◆ Material shown
---

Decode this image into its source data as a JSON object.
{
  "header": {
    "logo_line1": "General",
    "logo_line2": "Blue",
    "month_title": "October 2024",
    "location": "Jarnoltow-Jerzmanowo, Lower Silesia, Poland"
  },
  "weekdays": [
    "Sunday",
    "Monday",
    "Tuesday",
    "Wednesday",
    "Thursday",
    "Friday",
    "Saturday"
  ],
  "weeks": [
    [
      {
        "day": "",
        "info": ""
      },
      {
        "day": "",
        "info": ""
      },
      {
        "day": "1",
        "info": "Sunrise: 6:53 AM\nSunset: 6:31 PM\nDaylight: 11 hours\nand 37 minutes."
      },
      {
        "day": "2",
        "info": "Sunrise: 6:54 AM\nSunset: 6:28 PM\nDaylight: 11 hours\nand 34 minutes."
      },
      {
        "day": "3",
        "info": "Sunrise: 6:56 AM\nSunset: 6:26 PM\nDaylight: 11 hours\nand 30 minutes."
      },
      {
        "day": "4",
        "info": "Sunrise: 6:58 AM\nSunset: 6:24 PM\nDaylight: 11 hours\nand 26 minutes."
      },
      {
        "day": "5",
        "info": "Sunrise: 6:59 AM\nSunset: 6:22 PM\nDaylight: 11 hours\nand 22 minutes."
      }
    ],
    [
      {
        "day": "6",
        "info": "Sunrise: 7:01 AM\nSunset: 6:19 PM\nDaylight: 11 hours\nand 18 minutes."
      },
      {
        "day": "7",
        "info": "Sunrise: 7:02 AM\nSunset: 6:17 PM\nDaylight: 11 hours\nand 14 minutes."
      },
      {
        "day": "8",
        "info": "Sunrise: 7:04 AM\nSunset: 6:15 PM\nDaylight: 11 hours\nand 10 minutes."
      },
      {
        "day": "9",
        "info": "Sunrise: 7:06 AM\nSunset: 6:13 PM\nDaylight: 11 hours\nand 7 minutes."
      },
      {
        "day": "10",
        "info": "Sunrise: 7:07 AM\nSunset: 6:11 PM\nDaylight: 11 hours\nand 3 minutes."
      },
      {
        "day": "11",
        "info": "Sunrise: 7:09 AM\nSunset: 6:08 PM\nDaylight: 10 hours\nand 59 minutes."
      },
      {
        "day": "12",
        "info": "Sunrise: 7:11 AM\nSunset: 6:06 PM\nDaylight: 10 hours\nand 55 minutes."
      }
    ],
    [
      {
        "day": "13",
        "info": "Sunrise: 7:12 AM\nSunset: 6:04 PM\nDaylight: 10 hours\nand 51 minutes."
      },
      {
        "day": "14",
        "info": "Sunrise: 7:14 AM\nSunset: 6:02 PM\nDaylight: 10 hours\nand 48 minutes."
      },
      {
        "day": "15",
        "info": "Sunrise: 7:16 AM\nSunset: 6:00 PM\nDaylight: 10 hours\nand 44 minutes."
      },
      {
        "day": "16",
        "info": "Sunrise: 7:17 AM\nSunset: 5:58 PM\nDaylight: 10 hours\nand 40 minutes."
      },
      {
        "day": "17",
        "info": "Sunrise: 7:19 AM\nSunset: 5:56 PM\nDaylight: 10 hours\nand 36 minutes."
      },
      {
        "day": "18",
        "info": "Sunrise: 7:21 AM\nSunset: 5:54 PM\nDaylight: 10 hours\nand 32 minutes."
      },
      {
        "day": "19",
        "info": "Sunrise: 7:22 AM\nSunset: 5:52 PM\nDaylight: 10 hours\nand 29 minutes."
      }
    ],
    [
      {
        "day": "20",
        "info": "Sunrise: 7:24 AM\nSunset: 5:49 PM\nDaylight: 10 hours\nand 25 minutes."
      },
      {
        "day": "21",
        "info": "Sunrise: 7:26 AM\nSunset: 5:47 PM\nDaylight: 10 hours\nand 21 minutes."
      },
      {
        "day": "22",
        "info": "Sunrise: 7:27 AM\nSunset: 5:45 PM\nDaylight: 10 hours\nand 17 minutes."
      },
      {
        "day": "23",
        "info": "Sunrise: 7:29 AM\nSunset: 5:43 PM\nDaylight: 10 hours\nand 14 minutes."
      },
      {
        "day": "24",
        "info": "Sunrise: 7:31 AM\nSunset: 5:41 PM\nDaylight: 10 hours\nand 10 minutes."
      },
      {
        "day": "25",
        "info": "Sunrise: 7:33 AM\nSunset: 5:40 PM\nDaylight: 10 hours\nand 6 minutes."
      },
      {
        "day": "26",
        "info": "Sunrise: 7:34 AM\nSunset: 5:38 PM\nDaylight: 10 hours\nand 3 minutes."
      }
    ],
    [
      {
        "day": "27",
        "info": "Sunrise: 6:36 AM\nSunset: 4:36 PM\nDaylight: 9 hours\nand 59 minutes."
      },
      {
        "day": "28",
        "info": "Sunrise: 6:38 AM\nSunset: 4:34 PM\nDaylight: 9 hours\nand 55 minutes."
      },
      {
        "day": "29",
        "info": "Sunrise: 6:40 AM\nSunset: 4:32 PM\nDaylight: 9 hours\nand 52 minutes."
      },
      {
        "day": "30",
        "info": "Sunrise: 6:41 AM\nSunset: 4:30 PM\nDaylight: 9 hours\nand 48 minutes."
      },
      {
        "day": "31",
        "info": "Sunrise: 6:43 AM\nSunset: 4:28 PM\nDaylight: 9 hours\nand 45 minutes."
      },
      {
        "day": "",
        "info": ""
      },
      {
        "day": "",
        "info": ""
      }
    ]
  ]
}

---

◆ Your task
Would you reproduce the material above in full, exactly as given?

◆ Full response
Decode this image into its source data as a JSON object.
{
  "header": {
    "logo_line1": "General",
    "logo_line2": "Blue",
    "month_title": "October 2024",
    "location": "Jarnoltow-Jerzmanowo, Lower Silesia, Poland"
  },
  "weekdays": [
    "Sunday",
    "Monday",
    "Tuesday",
    "Wednesday",
    "Thursday",
    "Friday",
    "Saturday"
  ],
  "weeks": [
    [
      {
        "day": "",
        "info": ""
      },
      {
        "day": "",
        "info": ""
      },
      {
        "day": "1",
        "info": "Sunrise: 6:53 AM\nSunset: 6:31 PM\nDaylight: 11 hours\nand 37 minutes."
      },
      {
        "day": "2",
        "info": "Sunrise: 6:54 AM\nSunset: 6:28 PM\nDaylight: 11 hours\nand 34 minutes."
      },
      {
        "day": "3",
        "info": "Sunrise: 6:56 AM\nSunset: 6:26 PM\nDaylight: 11 hours\nand 30 minutes."
      },
      {
        "day": "4",
        "info": "Sunrise: 6:58 AM\nSunset: 6:24 PM\nDaylight: 11 hours\nand 26 minutes."
      },
      {
        "day": "5",
        "info": "Sunrise: 6:59 AM\nSunset: 6:22 PM\nDaylight: 11 hours\nand 22 minutes."
      }
    ],
    [
      {
        "day": "6",
        "info": "Sunrise: 7:01 AM\nSunset: 6:19 PM\nDaylight: 11 hours\nand 18 minutes."
      },
      {
        "day": "7",
        "info": "Sunrise: 7:02 AM\nSunset: 6:17 PM\nDaylight: 11 hours\nand 14 minutes."
      },
      {
        "day": "8",
        "info": "Sunrise: 7:04 AM\nSunset: 6:15 PM\nDaylight: 11 hours\nand 10 minutes."
      },
      {
        "day": "9",
        "info": "Sunrise: 7:06 AM\nSunset: 6:13 PM\nDaylight: 11 hours\nand 7 minutes."
      },
      {
        "day": "10",
        "info": "Sunrise: 7:07 AM\nSunset: 6:11 PM\nDaylight: 11 hours\nand 3 minutes."
      },
      {
        "day": "11",
        "info": "Sunrise: 7:09 AM\nSunset: 6:08 PM\nDaylight: 10 hours\nand 59 minutes."
      },
      {
        "day": "12",
        "info": "Sunrise: 7:11 AM\nSunset: 6:06 PM\nDaylight: 10 hours\nand 55 minutes."
      }
    ],
    [
      {
        "day": "13",
        "info": "Sunrise: 7:12 AM\nSunset: 6:04 PM\nDaylight: 10 hours\nand 51 minutes."
      },
      {
        "day": "14",
        "info": "Sunrise: 7:14 AM\nSunset: 6:02 PM\nDaylight: 10 hours\nand 48 minutes."
      },
      {
        "day": "15",
        "info": "Sunrise: 7:16 AM\nSunset: 6:00 PM\nDaylight: 10 hours\nand 44 minutes."
      },
      {
        "day": "16",
        "info": "Sunrise: 7:17 AM\nSunset: 5:58 PM\nDaylight: 10 hours\nand 40 minutes."
      },
      {
        "day": "17",
        "info": "Sunrise: 7:19 AM\nSunset: 5:56 PM\nDaylight: 10 hours\nand 36 minutes."
      },
      {
        "day": "18",
        "info": "Sunrise: 7:21 AM\nSunset: 5:54 PM\nDaylight: 10 hours\nand 32 minutes."
      },
      {
        "day": "19",
        "info": "Sunrise: 7:22 AM\nSunset: 5:52 PM\nDaylight: 10 hours\nand 29 minutes."
      }
    ],
    [
      {
        "day": "20",
        "info": "Sunrise: 7:24 AM\nSunset: 5:49 PM\nDaylight: 10 hours\nand 25 minutes."
      },
      {
        "day": "21",
        "info": "Sunrise: 7:26 AM\nSunset: 5:47 PM\nDaylight: 10 hours\nand 21 minutes."
      },
      {
        "day": "22",
        "info": "Sunrise: 7:27 AM\nSunset: 5:45 PM\nDaylight: 10 hours\nand 17 minutes."
      },
      {
        "day": "23",
        "info": "Sunrise: 7:29 AM\nSunset: 5:43 PM\nDaylight: 10 hours\nand 14 minutes."
      },
      {
        "day": "24",
        "info": "Sunrise: 7:31 AM\nSunset: 5:41 PM\nDaylight: 10 hours\nand 10 minutes."
      },
      {
        "day": "25",
        "info": "Sunrise: 7:33 AM\nSunset: 5:40 PM\nDaylight: 10 hours\nand 6 minutes."
      },
      {
        "day": "26",
        "info": "Sunrise: 7:34 AM\nSunset: 5:38 PM\nDaylight: 10 hours\nand 3 minutes."
      }
    ],
    [
      {
        "day": "27",
        "info": "Sunrise: 6:36 AM\nSunset: 4:36 PM\nDaylight: 9 hours\nand 59 minutes."
      },
      {
        "day": "28",
        "info": "Sunrise: 6:38 AM\nSunset: 4:34 PM\nDaylight: 9 hours\nand 55 minutes."
      },
      {
        "day": "29",
        "info": "Sunrise: 6:40 AM\nSunset: 4:32 PM\nDaylight: 9 hours\nand 52 minutes."
      },
      {
        "day": "30",
        "info": "Sunrise: 6:41 AM\nSunset: 4:30 PM\nDaylight: 9 hours\nand 48 minutes."
      },
      {
        "day": "31",
        "info": "Sunrise: 6:43 AM\nSunset: 4:28 PM\nDaylight: 9 hours\nand 45 minutes."
      },
      {
        "day": "",
        "info": ""
      },
      {
        "day": "",
        "info": ""
      }
    ]
  ]
}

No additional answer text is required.